▶ [Supplied information]:
▬▬▬

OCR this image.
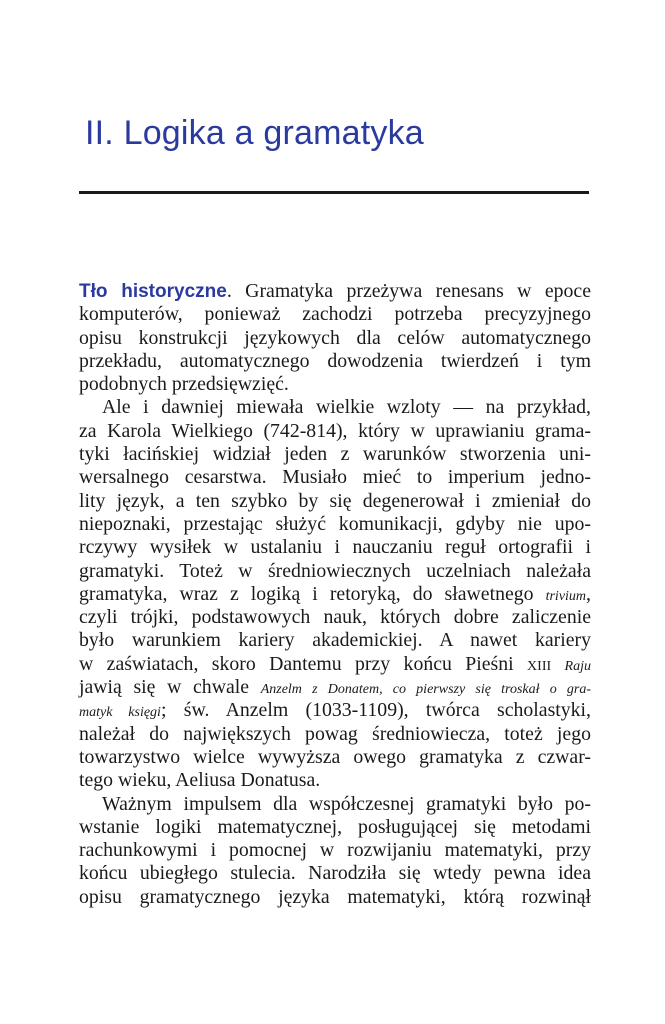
II. Logika a gramatyka
Tło historyczne. Gramatyka przeżywa renesans w epoce
komputerów, ponieważ zachodzi potrzeba precyzyjnego
opisu konstrukcji językowych dla celów automatycznego
przekładu, automatycznego dowodzenia twierdzeń i tym
podobnych przedsięwzięć.
Ale i dawniej miewała wielkie wzloty — na przykład,
za Karola Wielkiego (742-814), który w uprawianiu grama-
tyki łacińskiej widział jeden z warunków stworzenia uni-
wersalnego cesarstwa. Musiało mieć to imperium jedno-
lity język, a ten szybko by się degenerował i zmieniał do
niepoznaki, przestając służyć komunikacji, gdyby nie upo-
rczywy wysiłek w ustalaniu i nauczaniu reguł ortografii i
gramatyki. Toteż w średniowiecznych uczelniach należała
gramatyka, wraz z logiką i retoryką, do sławetnego trivium,
czyli trójki, podstawowych nauk, których dobre zaliczenie
było warunkiem kariery akademickiej. A nawet kariery
w zaświatach, skoro Dantemu przy końcu Pieśni XIII Raju
jawią się w chwale Anzelm z Donatem, co pierwszy się troskał o gra-
matyk księgi; św. Anzelm (1033-1109), twórca scholastyki,
należał do największych powag średniowiecza, toteż jego
towarzystwo wielce wywyższa owego gramatyka z czwar-
tego wieku, Aeliusa Donatusa.
Ważnym impulsem dla współczesnej gramatyki było po-
wstanie logiki matematycznej, posługującej się metodami
rachunkowymi i pomocnej w rozwijaniu matematyki, przy
końcu ubiegłego stulecia. Narodziła się wtedy pewna idea
opisu gramatycznego języka matematyki, którą rozwinął
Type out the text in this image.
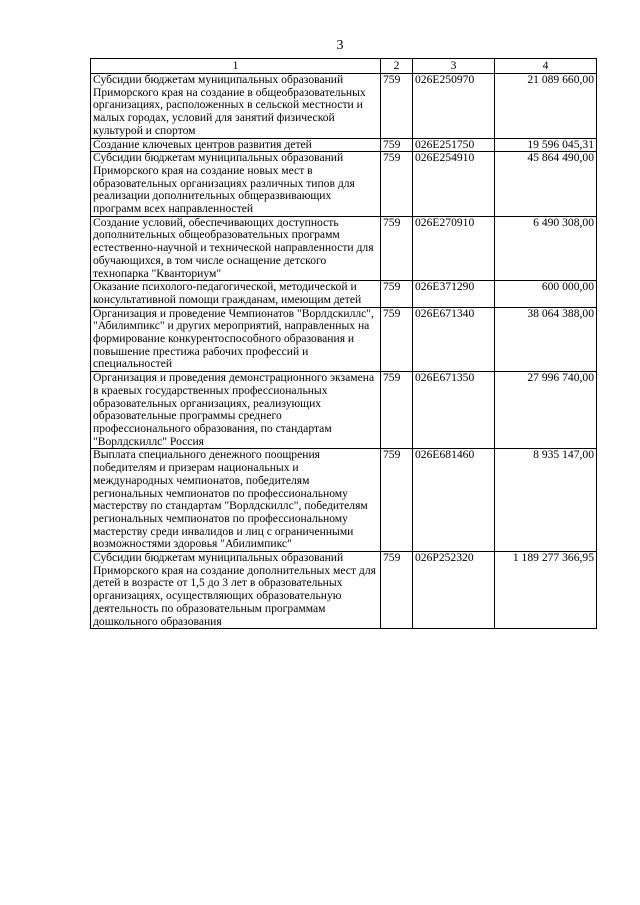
3
1	2	3	4
Субсидии бюджетам муниципальных образований Приморского края на создание в общеобразовательных организациях, расположенных в сельской местности и малых городах, условий для занятий физической культурой и спортом	759	026E250970	21 089 660,00
Создание ключевых центров развития детей	759	026E251750	19 596 045,31
Субсидии бюджетам муниципальных образований Приморского края на создание новых мест в образовательных организациях различных типов для реализации дополнительных общеразвивающих программ всех направленностей	759	026E254910	45 864 490,00
Создание условий, обеспечивающих доступность дополнительных общеобразовательных программ естественно-научной и технической направленности для обучающихся, в том числе оснащение детского технопарка "Кванториум"	759	026E270910	6 490 308,00
Оказание психолого-педагогической, методической и консультативной помощи гражданам, имеющим детей	759	026E371290	600 000,00
Организация и проведение Чемпионатов "Ворлдскиллс", "Абилимпикс" и других мероприятий, направленных на формирование конкурентоспособного образования и повышение престижа рабочих профессий и специальностей	759	026E671340	38 064 388,00
Организация и проведения демонстрационного экзамена в краевых государственных профессиональных образовательных организациях, реализующих образовательные программы среднего профессионального образования, по стандартам "Ворлдскиллс" Россия	759	026E671350	27 996 740,00
Выплата специального денежного поощрения победителям и призерам национальных и международных чемпионатов, победителям региональных чемпионатов по профессиональному мастерству по стандартам "Ворлдскиллс", победителям региональных чемпионатов по профессиональному мастерству среди инвалидов и лиц с ограниченными возможностями здоровья "Абилимпикс"	759	026E681460	8 935 147,00
Субсидии бюджетам муниципальных образований Приморского края на создание дополнительных мест для детей в возрасте от 1,5 до 3 лет в образовательных организациях, осуществляющих образовательную деятельность по образовательным программам дошкольного образования	759	026P252320	1 189 277 366,95
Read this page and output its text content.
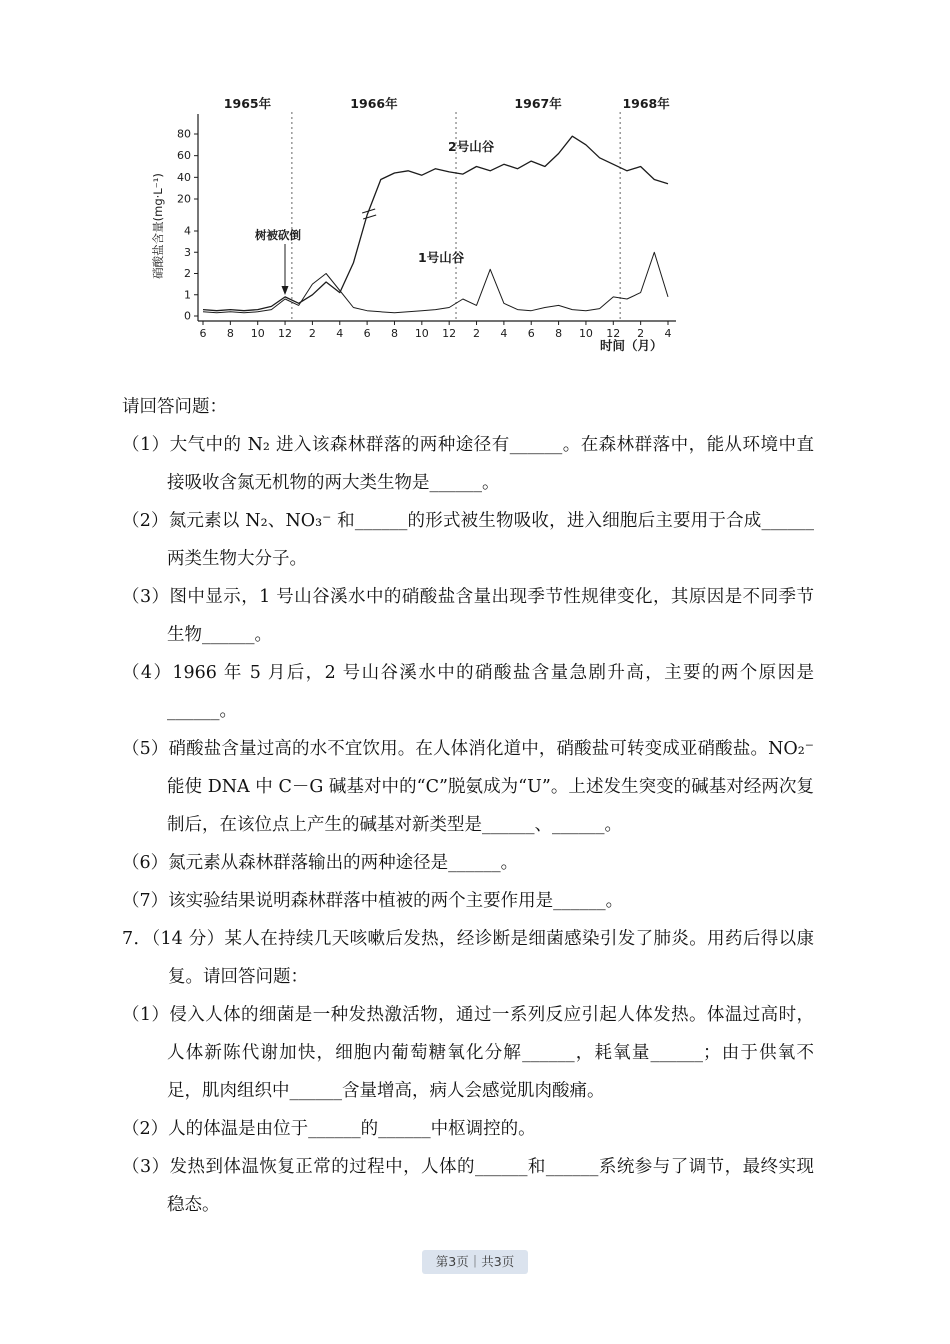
0
1
2
3
4
20
40
60
80
6 8 10 12 2 4 6 8 10 12 2 4 6 8 10 12 2 4
1965年	1966年	1967年	1968年
2号山谷
1号山谷
树被砍倒
硝酸盐含量(mg·L⁻¹)
时间（月）

请回答问题：

（1）大气中的 N₂ 进入该森林群落的两种途径有______。在森林群落中，能从环境中直接吸收含氮无机物的两大类生物是______。

（2）氮元素以 N₂、NO₃⁻ 和______的形式被生物吸收，进入细胞后主要用于合成______两类生物大分子。

（3）图中显示，1 号山谷溪水中的硝酸盐含量出现季节性规律变化，其原因是不同季节生物______。

（4）1966 年 5 月后，2 号山谷溪水中的硝酸盐含量急剧升高，主要的两个原因是______。

（5）硝酸盐含量过高的水不宜饮用。在人体消化道中，硝酸盐可转变成亚硝酸盐。NO₂⁻能使 DNA 中 C－G 碱基对中的“C”脱氨成为“U”。上述发生突变的碱基对经两次复制后，在该位点上产生的碱基对新类型是______、______。

（6）氮元素从森林群落输出的两种途径是______。

（7）该实验结果说明森林群落中植被的两个主要作用是______。

7．（14 分）某人在持续几天咳嗽后发热，经诊断是细菌感染引发了肺炎。用药后得以康复。请回答问题：

（1）侵入人体的细菌是一种发热激活物，通过一系列反应引起人体发热。体温过高时，人体新陈代谢加快，细胞内葡萄糖氧化分解______，耗氧量______；由于供氧不足，肌肉组织中______含量增高，病人会感觉肌肉酸痛。

（2）人的体温是由位于______的______中枢调控的。

（3）发热到体温恢复正常的过程中，人体的______和______系统参与了调节，最终实现稳态。

第3页｜共3页
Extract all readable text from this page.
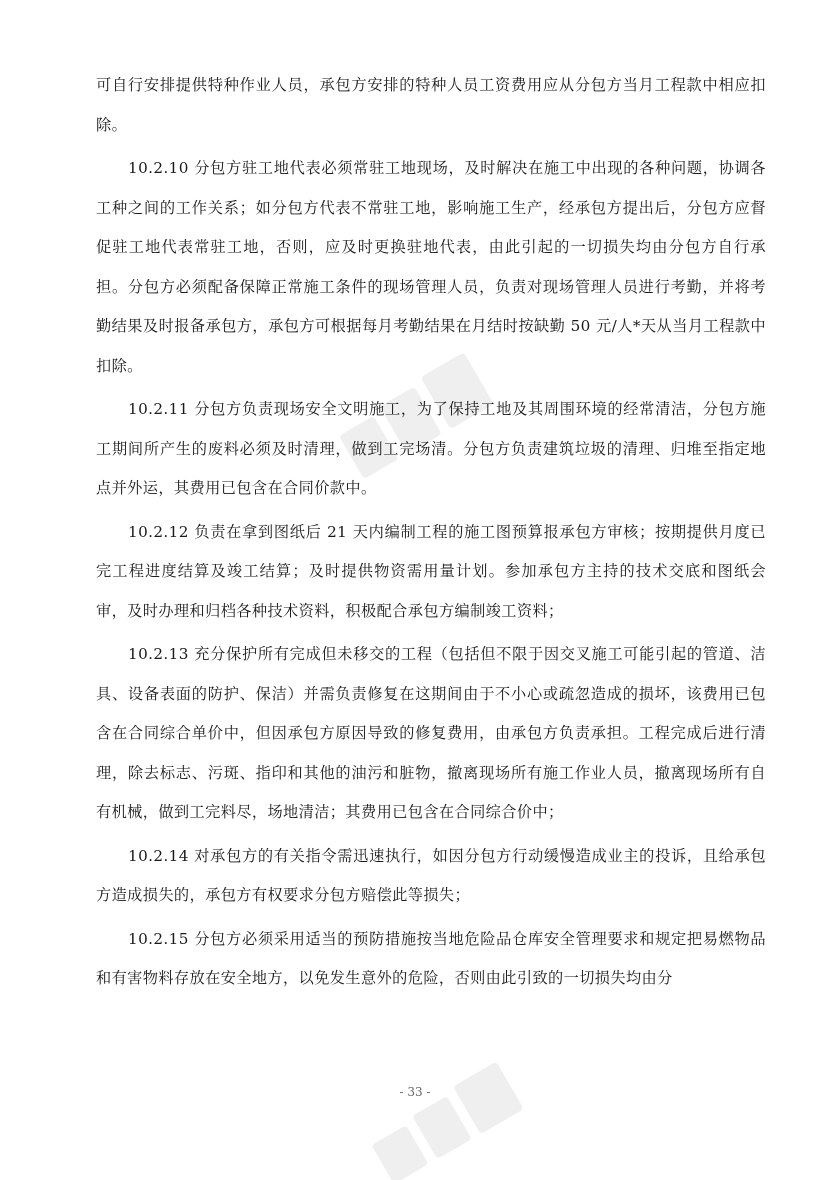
可自行安排提供特种作业人员，承包方安排的特种人员工资费用应从分包方当月工程款中相应扣除。

10.2.10 分包方驻工地代表必须常驻工地现场，及时解决在施工中出现的各种问题，协调各工种之间的工作关系；如分包方代表不常驻工地，影响施工生产，经承包方提出后，分包方应督促驻工地代表常驻工地，否则，应及时更换驻地代表，由此引起的一切损失均由分包方自行承担。分包方必须配备保障正常施工条件的现场管理人员，负责对现场管理人员进行考勤，并将考勤结果及时报备承包方，承包方可根据每月考勤结果在月结时按缺勤 50 元/人*天从当月工程款中扣除。

10.2.11 分包方负责现场安全文明施工，为了保持工地及其周围环境的经常清洁，分包方施工期间所产生的废料必须及时清理，做到工完场清。分包方负责建筑垃圾的清理、归堆至指定地点并外运，其费用已包含在合同价款中。

10.2.12 负责在拿到图纸后 21 天内编制工程的施工图预算报承包方审核；按期提供月度已完工程进度结算及竣工结算；及时提供物资需用量计划。参加承包方主持的技术交底和图纸会审，及时办理和归档各种技术资料，积极配合承包方编制竣工资料；

10.2.13 充分保护所有完成但未移交的工程（包括但不限于因交叉施工可能引起的管道、洁具、设备表面的防护、保洁）并需负责修复在这期间由于不小心或疏忽造成的损坏，该费用已包含在合同综合单价中，但因承包方原因导致的修复费用，由承包方负责承担。工程完成后进行清理，除去标志、污斑、指印和其他的油污和脏物，撤离现场所有施工作业人员，撤离现场所有自有机械，做到工完料尽，场地清洁；其费用已包含在合同综合价中；

10.2.14 对承包方的有关指令需迅速执行，如因分包方行动缓慢造成业主的投诉，且给承包方造成损失的，承包方有权要求分包方赔偿此等损失；

10.2.15 分包方必须采用适当的预防措施按当地危险品仓库安全管理要求和规定把易燃物品和有害物料存放在安全地方，以免发生意外的危险，否则由此引致的一切损失均由分

- 33 -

▬▬▬

▶ [Exercise aim]: Within the entries above, work out how many lines contain the word "page". The number alone is the answer.

▶ [Complete answer]: 2